• Extrait du document:
◇ ◇ ◇ ◇ ◇

Alors que la Mecque complotait ainsi contre Mohammed, Médine
lui préparait, au contraire, un accueil enthousiaste et solennel.
Le serment d’Akaba - pacte de Mohammed avec les gens de
Médine, dénommés depuis les Ançars - et le zèle du Naquib Mouçab, lequel avait
su gagner à l’Islam de nombreuses sympathies dans Yathrib, avaient préparé
l’Hégire.
Une nuit, alors que les conjurés faisaient le guet devant le
domicile de Mohammed, celui-ci en sortit sous les yeux de ses ennemis : sans en
être vu, dit la tradition, il réussit à gagner les environs de la Mecque avec
un de ses compagnons, Abou Bekr. Ils se réfugièrent dans une grotte, Ghar
Thour, où le guide convenu devait les rejoindre avec les chamelles et les
provisions deux ou trois jours plus tard afin de dépister les poursuivants.
Mais l’alerte est donnée à la Mecque, aussitôt le départ des
fugitifs, et les Koréichites se mettent sur leurs traces.
Quiconque a connu la vie du désert, se rend compte de la
chance minime que Mohammed et son compagnon avaient à s’échapper. Et, de fait,
les pisteurs arrivent jusqu’à l’entrée de la grotte. Mais ils n’en franchirent
pas le seuil. La tradition explique cet étrange épisode par l’intervention
miraculeuse d’une douce colombe et d’une fragile araignée.
Quoi qu’il en soit, même si la légende a pu intervenir dans
l’explication de ce dénouement étonnant, l’historicité de l’épisode n’en est
pas moins certaine, quoi qu’il puisse paraître. Elle ressort, en effet, du plus
sûr document de l’époque : Le Coran. L’incident est explicitement relaté dans
le verset suivant
« Si vous ne secourez pas le prophète, Dieu l’a secouru ;
lorsque les incrédules l’ont expulsé, lui, le deuxième des deux, le jour où
tous deux se trouvèrent dans la caverne, et qu’il dit à son compagnon : Ne
t’affliges pas ; Dieu est avec nous ! Alors Dieu lui inspira la confiance et la
sérénité... » (Cor. IX, 40).
Évidemment le destin prépare ses voies d’une manière
quelquefois déconcertante.
Pour l’intérêt de notre étude, nous retenons de cet incident
historique, le détail psychologique qui ressort de la sérénité imperturbable du
Prophète, rassurant son compagnon, avec un calme surhumain, à l’instant même où
le danger et la mort étaient si proches.
La sincérité de Mohammed, qui est à établir comme la
condition absolument nécessaire pour l’utilisation de la donnée coranique comme
document psychologique certain, se manifeste à l’évidence et d’une manière
dramatique en cet instant particulièrement crucial.
Enfin, les poursuivants s’étant retirés, les fugitifs purent
prendre tranquillement le chemin de Yathrib, la patrie des Ançars, qui leur
réservait une grandiose réception. Pour mieux marquer cette solennité, la ville
changea elle-même de nom : pour se consacrer entièrement à Mohammed, elle
s’appellera désormais : Médinet-En-Nabi.

◇ ◇ ◇ ◇ ◇

• Consigne A: Pour chacune des affirmations suivantes, dites si elle concorde avec l'extrait sur l'Hégire, puis citez les mots de l'extrait qui tranchent. (i) Mohammed et son compagnon se sont cachés dans une grotte. (ii) Les pisteurs ont pénétré à l'intérieur de la grotte. (iii) Yathrib a changé de nom pour s'appeler Médinet-En-Nabi.
• Consigne B: Réécrivez le passage de l'extrait qui commence aux mots « Alors que la » et s'arrête après « sur leurs traces. », en substituant « montures » à « chamelles ».
Les lignes qui viennent ensuite forment un matériau distinct de l'extrait.

• Données fournies:
◇ ◇ ◇ ◇ ◇

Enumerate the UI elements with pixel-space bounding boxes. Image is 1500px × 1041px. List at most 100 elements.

◇ ◇ ◇ ◇ ◇

• Corrigé A:
(i) Oui : « Ils se réfugièrent dans une grotte, Ghar Thour ».
(ii) Non : « Mais ils n’en franchirent pas le seuil. »
(iii) Oui : « elle s’appellera désormais : Médinet-En-Nabi ».

• Corrigé B:
Alors que la Mecque complotait ainsi contre Mohammed, Médine
lui préparait, au contraire, un accueil enthousiaste et solennel.
Le serment d’Akaba - pacte de Mohammed avec les gens de
Médine, dénommés depuis les Ançars - et le zèle du Naquib Mouçab, lequel avait
su gagner à l’Islam de nombreuses sympathies dans Yathrib, avaient préparé
l’Hégire.
Une nuit, alors que les conjurés faisaient le guet devant le
domicile de Mohammed, celui-ci en sortit sous les yeux de ses ennemis : sans en
être vu, dit la tradition, il réussit à gagner les environs de la Mecque avec
un de ses compagnons, Abou Bekr. Ils se réfugièrent dans une grotte, Ghar
Thour, où le guide convenu devait les rejoindre avec les montures et les
provisions deux ou trois jours plus tard afin de dépister les poursuivants.
Mais l’alerte est donnée à la Mecque, aussitôt le départ des
fugitifs, et les Koréichites se mettent sur leurs traces.